_What is needed_
In the entries below, find the line with "Give me the" and the line with "Extract the structured", then retype both and everything between them exactly. Do not copy the pictures.

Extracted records

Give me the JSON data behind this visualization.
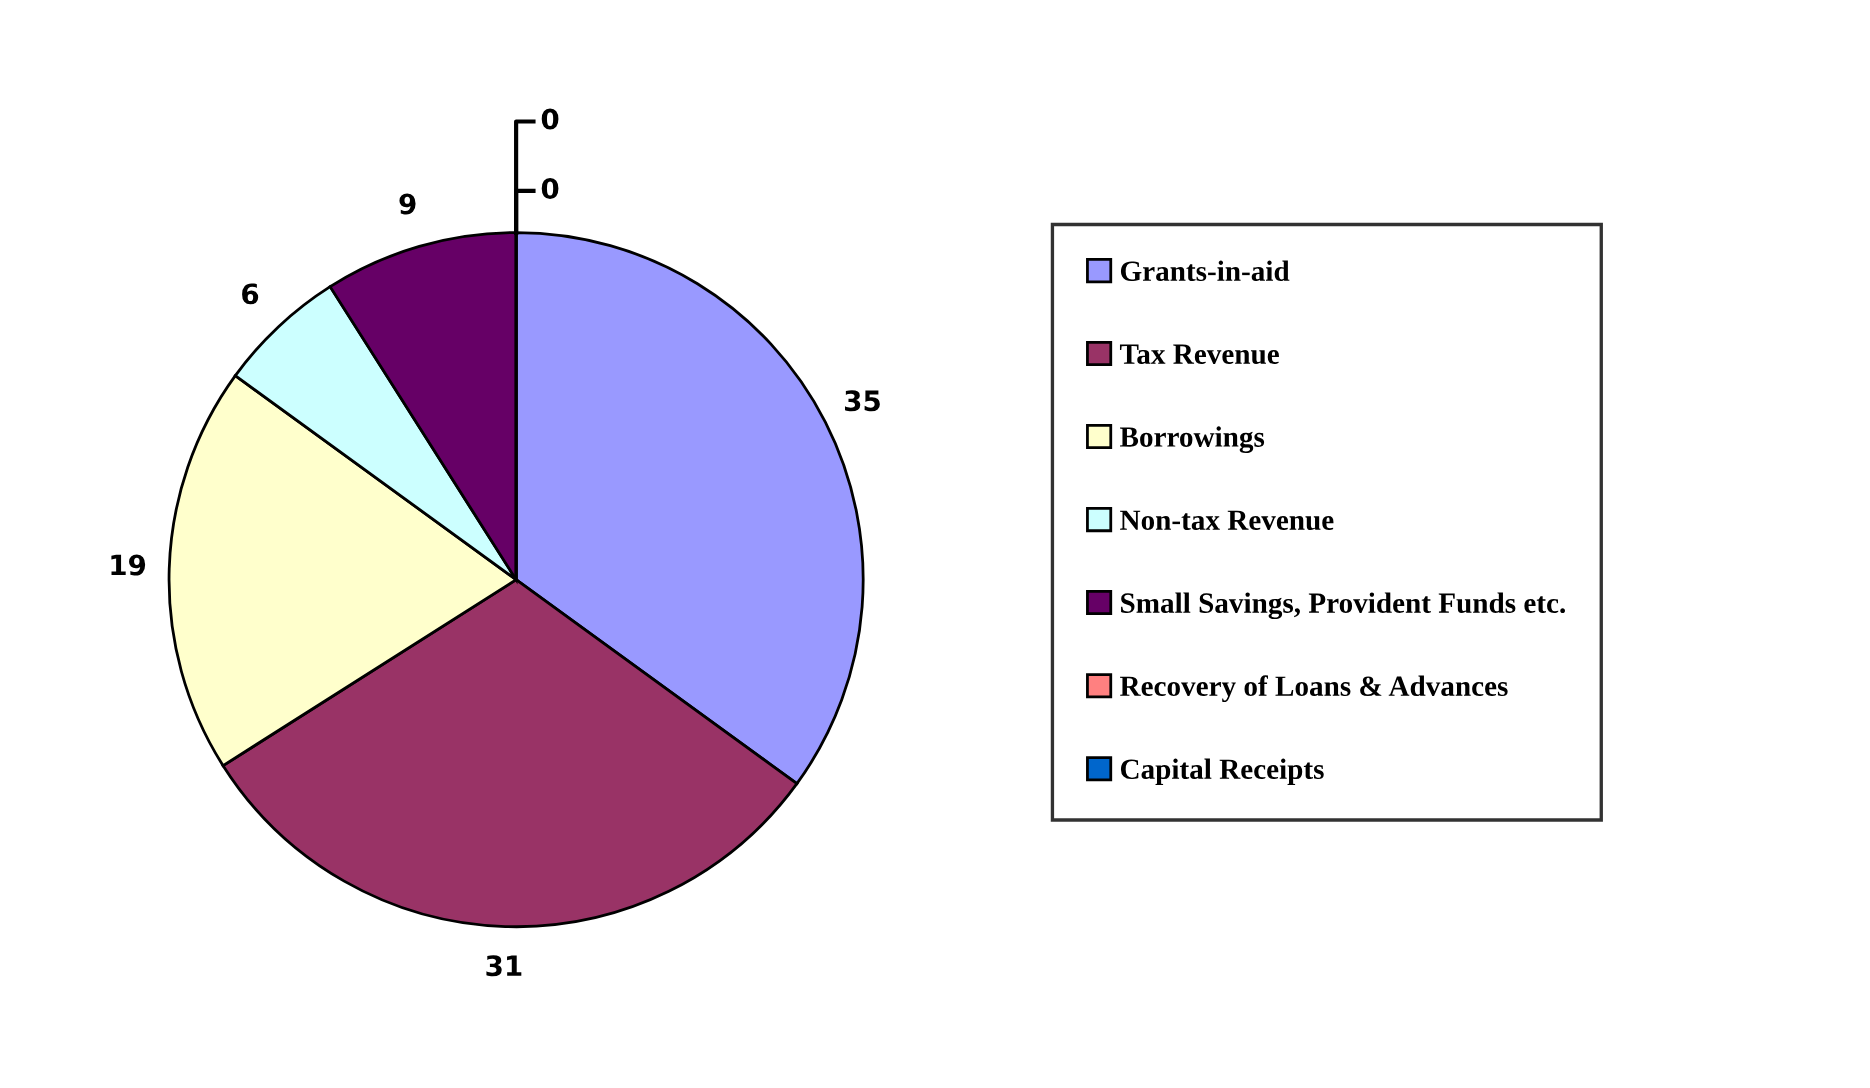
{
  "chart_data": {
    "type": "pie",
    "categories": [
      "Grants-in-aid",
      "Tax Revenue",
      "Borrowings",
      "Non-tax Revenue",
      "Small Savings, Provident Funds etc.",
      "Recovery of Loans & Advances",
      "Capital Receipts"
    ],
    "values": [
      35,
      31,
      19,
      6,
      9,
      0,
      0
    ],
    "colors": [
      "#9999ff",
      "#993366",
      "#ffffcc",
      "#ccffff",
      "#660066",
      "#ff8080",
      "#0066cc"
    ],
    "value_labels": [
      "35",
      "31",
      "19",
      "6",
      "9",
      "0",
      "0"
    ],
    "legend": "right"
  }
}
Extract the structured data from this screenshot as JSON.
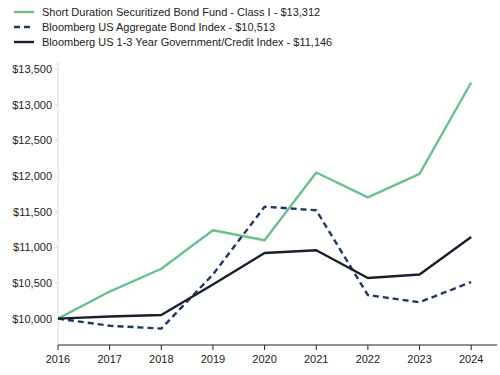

---

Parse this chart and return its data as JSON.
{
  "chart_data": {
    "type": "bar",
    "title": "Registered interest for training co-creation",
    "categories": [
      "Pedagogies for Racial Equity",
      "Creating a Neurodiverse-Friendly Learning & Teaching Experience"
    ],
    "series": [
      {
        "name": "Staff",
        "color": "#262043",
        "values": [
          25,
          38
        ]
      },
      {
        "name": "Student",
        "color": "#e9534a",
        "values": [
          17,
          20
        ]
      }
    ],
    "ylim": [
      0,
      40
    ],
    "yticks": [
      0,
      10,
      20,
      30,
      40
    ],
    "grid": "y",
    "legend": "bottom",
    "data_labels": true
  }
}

_Correct result_
Give me the JSON data behind this visualization.
{
  "chart_data": {
    "type": "pie",
    "categories": [
      "Grants-in-aid",
      "Tax Revenue",
      "Borrowings",
      "Non-tax Revenue",
      "Small Savings, Provident Funds etc.",
      "Recovery of Loans & Advances",
      "Capital Receipts"
    ],
    "values": [
      35,
      31,
      19,
      6,
      9,
      0,
      0
    ],
    "colors": [
      "#9999ff",
      "#993366",
      "#ffffcc",
      "#ccffff",
      "#660066",
      "#ff8080",
      "#0066cc"
    ],
    "value_labels": [
      "35",
      "31",
      "19",
      "6",
      "9",
      "0",
      "0"
    ],
    "legend": "right"
  }
}
Extract the structured data from this screenshot as JSON.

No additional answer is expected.